• [What to do]
Return the entries below in their exact form, leaving the pictures out.

• [Records supplied]
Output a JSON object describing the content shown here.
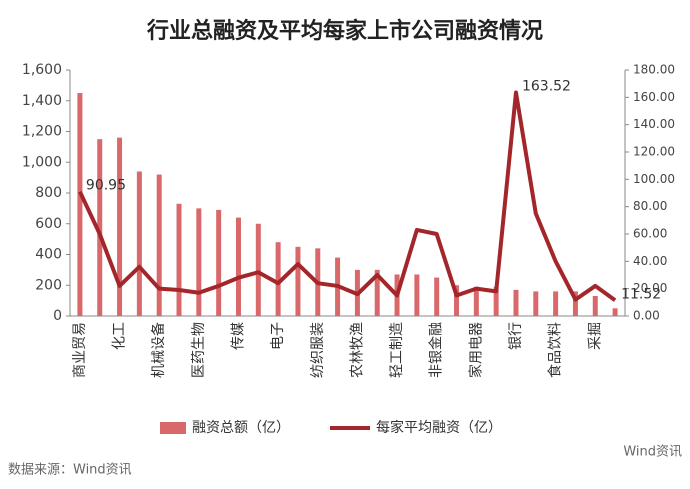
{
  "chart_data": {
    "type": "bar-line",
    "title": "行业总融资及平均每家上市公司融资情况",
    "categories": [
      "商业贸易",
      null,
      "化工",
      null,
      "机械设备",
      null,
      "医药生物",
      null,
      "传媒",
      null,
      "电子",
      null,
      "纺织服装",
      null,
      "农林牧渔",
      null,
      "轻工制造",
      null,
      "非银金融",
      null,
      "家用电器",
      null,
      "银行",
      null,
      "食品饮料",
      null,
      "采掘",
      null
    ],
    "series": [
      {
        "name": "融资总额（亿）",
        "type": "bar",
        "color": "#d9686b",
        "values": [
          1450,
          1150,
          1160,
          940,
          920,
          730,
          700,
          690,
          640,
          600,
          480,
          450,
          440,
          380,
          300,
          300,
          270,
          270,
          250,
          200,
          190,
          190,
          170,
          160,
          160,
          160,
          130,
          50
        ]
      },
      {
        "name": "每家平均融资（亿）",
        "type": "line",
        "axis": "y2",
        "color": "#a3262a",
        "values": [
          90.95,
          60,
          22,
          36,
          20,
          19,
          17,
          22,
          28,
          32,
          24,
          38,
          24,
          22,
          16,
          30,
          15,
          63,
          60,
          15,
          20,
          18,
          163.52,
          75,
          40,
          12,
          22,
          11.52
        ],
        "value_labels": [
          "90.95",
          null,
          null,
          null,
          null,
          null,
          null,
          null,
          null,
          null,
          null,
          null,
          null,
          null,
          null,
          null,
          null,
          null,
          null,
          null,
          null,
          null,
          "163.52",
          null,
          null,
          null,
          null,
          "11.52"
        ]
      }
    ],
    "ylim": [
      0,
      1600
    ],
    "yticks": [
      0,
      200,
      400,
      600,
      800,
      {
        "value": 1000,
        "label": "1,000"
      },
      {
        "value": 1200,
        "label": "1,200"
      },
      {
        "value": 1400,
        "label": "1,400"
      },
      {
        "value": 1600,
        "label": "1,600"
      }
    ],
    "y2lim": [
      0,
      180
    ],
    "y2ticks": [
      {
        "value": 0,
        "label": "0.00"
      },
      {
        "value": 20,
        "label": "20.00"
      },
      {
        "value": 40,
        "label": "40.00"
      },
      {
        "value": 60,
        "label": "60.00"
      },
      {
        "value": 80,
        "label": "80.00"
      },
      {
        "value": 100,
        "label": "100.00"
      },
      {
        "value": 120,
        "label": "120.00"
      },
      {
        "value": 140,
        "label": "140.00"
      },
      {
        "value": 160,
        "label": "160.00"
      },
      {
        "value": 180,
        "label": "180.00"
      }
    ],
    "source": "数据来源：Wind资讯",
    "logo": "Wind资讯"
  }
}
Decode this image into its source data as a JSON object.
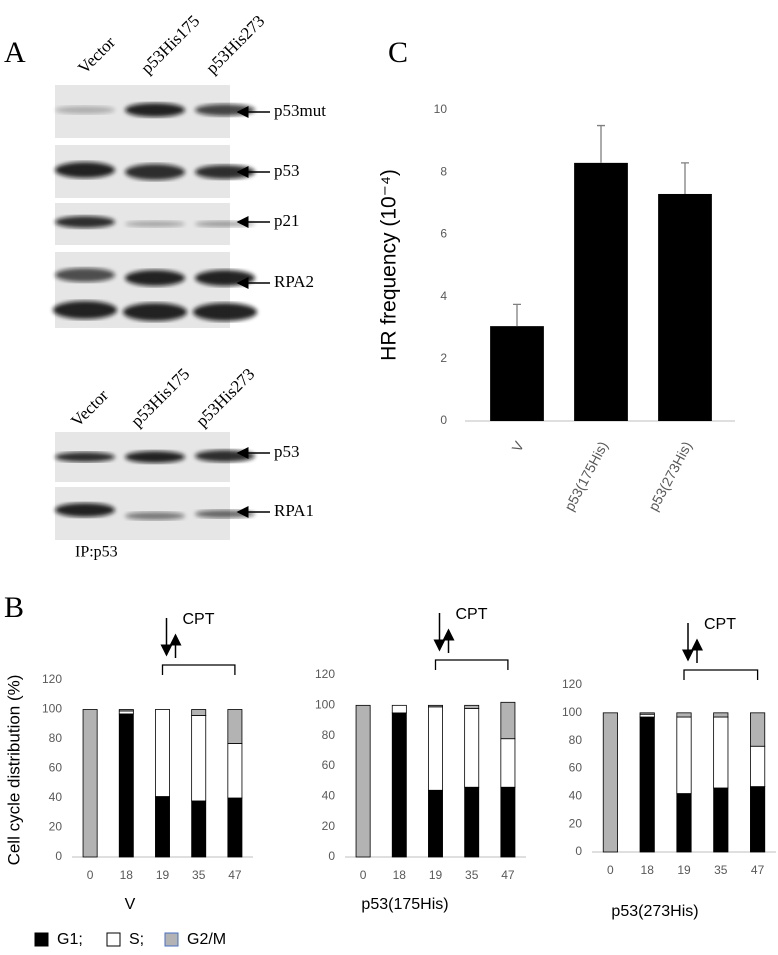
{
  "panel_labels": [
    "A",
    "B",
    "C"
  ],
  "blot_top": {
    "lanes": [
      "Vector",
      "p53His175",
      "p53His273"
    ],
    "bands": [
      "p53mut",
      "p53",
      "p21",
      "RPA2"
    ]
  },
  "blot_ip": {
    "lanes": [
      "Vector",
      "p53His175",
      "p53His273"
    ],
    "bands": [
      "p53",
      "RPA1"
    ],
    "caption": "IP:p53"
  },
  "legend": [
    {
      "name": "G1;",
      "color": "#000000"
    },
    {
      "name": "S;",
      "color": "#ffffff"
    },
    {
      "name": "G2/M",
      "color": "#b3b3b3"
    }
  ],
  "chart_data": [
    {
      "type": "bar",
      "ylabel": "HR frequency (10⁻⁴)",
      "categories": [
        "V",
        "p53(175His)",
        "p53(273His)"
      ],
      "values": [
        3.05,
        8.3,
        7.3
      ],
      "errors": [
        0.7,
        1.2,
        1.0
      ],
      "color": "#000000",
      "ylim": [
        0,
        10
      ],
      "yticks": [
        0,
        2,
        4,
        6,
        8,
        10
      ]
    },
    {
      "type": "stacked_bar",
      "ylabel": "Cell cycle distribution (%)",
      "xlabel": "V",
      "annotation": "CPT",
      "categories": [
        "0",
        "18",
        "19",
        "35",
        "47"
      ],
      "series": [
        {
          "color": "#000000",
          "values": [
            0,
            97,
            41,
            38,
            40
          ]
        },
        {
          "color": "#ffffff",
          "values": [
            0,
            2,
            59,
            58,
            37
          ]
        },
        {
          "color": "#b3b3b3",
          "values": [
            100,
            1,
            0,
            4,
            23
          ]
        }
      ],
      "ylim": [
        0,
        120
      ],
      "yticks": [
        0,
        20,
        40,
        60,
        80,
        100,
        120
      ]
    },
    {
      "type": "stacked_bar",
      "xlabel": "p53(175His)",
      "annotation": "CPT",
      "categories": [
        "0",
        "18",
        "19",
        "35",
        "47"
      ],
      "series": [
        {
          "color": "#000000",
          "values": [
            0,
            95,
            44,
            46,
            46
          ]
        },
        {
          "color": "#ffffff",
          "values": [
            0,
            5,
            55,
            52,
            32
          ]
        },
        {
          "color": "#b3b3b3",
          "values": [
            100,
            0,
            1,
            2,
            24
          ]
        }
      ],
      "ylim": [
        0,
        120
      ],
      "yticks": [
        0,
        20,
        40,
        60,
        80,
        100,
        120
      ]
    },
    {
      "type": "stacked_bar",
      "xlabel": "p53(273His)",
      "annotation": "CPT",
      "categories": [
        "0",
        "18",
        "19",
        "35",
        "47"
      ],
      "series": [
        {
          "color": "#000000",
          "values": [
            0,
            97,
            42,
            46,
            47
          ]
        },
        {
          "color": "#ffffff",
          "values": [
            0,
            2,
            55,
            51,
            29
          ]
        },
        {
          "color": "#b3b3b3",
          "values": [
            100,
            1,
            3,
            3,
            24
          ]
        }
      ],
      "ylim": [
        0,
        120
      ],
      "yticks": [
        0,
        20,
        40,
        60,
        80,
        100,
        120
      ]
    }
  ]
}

• [Written answer]
Output a JSON object describing the content shown here.
{
  "chart_data": {
    "type": "bar-line",
    "title": "行业总融资及平均每家上市公司融资情况",
    "categories": [
      "商业贸易",
      null,
      "化工",
      null,
      "机械设备",
      null,
      "医药生物",
      null,
      "传媒",
      null,
      "电子",
      null,
      "纺织服装",
      null,
      "农林牧渔",
      null,
      "轻工制造",
      null,
      "非银金融",
      null,
      "家用电器",
      null,
      "银行",
      null,
      "食品饮料",
      null,
      "采掘",
      null
    ],
    "series": [
      {
        "name": "融资总额（亿）",
        "type": "bar",
        "color": "#d9686b",
        "values": [
          1450,
          1150,
          1160,
          940,
          920,
          730,
          700,
          690,
          640,
          600,
          480,
          450,
          440,
          380,
          300,
          300,
          270,
          270,
          250,
          200,
          190,
          190,
          170,
          160,
          160,
          160,
          130,
          50
        ]
      },
      {
        "name": "每家平均融资（亿）",
        "type": "line",
        "axis": "y2",
        "color": "#a3262a",
        "values": [
          90.95,
          60,
          22,
          36,
          20,
          19,
          17,
          22,
          28,
          32,
          24,
          38,
          24,
          22,
          16,
          30,
          15,
          63,
          60,
          15,
          20,
          18,
          163.52,
          75,
          40,
          12,
          22,
          11.52
        ],
        "value_labels": [
          "90.95",
          null,
          null,
          null,
          null,
          null,
          null,
          null,
          null,
          null,
          null,
          null,
          null,
          null,
          null,
          null,
          null,
          null,
          null,
          null,
          null,
          null,
          "163.52",
          null,
          null,
          null,
          null,
          "11.52"
        ]
      }
    ],
    "ylim": [
      0,
      1600
    ],
    "yticks": [
      0,
      200,
      400,
      600,
      800,
      {
        "value": 1000,
        "label": "1,000"
      },
      {
        "value": 1200,
        "label": "1,200"
      },
      {
        "value": 1400,
        "label": "1,400"
      },
      {
        "value": 1600,
        "label": "1,600"
      }
    ],
    "y2lim": [
      0,
      180
    ],
    "y2ticks": [
      {
        "value": 0,
        "label": "0.00"
      },
      {
        "value": 20,
        "label": "20.00"
      },
      {
        "value": 40,
        "label": "40.00"
      },
      {
        "value": 60,
        "label": "60.00"
      },
      {
        "value": 80,
        "label": "80.00"
      },
      {
        "value": 100,
        "label": "100.00"
      },
      {
        "value": 120,
        "label": "120.00"
      },
      {
        "value": 140,
        "label": "140.00"
      },
      {
        "value": 160,
        "label": "160.00"
      },
      {
        "value": 180,
        "label": "180.00"
      }
    ],
    "source": "数据来源：Wind资讯",
    "logo": "Wind资讯"
  }
}
Decode this image into its source data as a JSON object.
{
  "panel_labels": [
    "A",
    "B",
    "C"
  ],
  "blot_top": {
    "lanes": [
      "Vector",
      "p53His175",
      "p53His273"
    ],
    "bands": [
      "p53mut",
      "p53",
      "p21",
      "RPA2"
    ]
  },
  "blot_ip": {
    "lanes": [
      "Vector",
      "p53His175",
      "p53His273"
    ],
    "bands": [
      "p53",
      "RPA1"
    ],
    "caption": "IP:p53"
  },
  "legend": [
    {
      "name": "G1;",
      "color": "#000000"
    },
    {
      "name": "S;",
      "color": "#ffffff"
    },
    {
      "name": "G2/M",
      "color": "#b3b3b3"
    }
  ],
  "chart_data": [
    {
      "type": "bar",
      "ylabel": "HR frequency (10⁻⁴)",
      "categories": [
        "V",
        "p53(175His)",
        "p53(273His)"
      ],
      "values": [
        3.05,
        8.3,
        7.3
      ],
      "errors": [
        0.7,
        1.2,
        1.0
      ],
      "color": "#000000",
      "ylim": [
        0,
        10
      ],
      "yticks": [
        0,
        2,
        4,
        6,
        8,
        10
      ]
    },
    {
      "type": "stacked_bar",
      "ylabel": "Cell cycle distribution (%)",
      "xlabel": "V",
      "annotation": "CPT",
      "categories": [
        "0",
        "18",
        "19",
        "35",
        "47"
      ],
      "series": [
        {
          "color": "#000000",
          "values": [
            0,
            97,
            41,
            38,
            40
          ]
        },
        {
          "color": "#ffffff",
          "values": [
            0,
            2,
            59,
            58,
            37
          ]
        },
        {
          "color": "#b3b3b3",
          "values": [
            100,
            1,
            0,
            4,
            23
          ]
        }
      ],
      "ylim": [
        0,
        120
      ],
      "yticks": [
        0,
        20,
        40,
        60,
        80,
        100,
        120
      ]
    },
    {
      "type": "stacked_bar",
      "xlabel": "p53(175His)",
      "annotation": "CPT",
      "categories": [
        "0",
        "18",
        "19",
        "35",
        "47"
      ],
      "series": [
        {
          "color": "#000000",
          "values": [
            0,
            95,
            44,
            46,
            46
          ]
        },
        {
          "color": "#ffffff",
          "values": [
            0,
            5,
            55,
            52,
            32
          ]
        },
        {
          "color": "#b3b3b3",
          "values": [
            100,
            0,
            1,
            2,
            24
          ]
        }
      ],
      "ylim": [
        0,
        120
      ],
      "yticks": [
        0,
        20,
        40,
        60,
        80,
        100,
        120
      ]
    },
    {
      "type": "stacked_bar",
      "xlabel": "p53(273His)",
      "annotation": "CPT",
      "categories": [
        "0",
        "18",
        "19",
        "35",
        "47"
      ],
      "series": [
        {
          "color": "#000000",
          "values": [
            0,
            97,
            42,
            46,
            47
          ]
        },
        {
          "color": "#ffffff",
          "values": [
            0,
            2,
            55,
            51,
            29
          ]
        },
        {
          "color": "#b3b3b3",
          "values": [
            100,
            1,
            3,
            3,
            24
          ]
        }
      ],
      "ylim": [
        0,
        120
      ],
      "yticks": [
        0,
        20,
        40,
        60,
        80,
        100,
        120
      ]
    }
  ]
}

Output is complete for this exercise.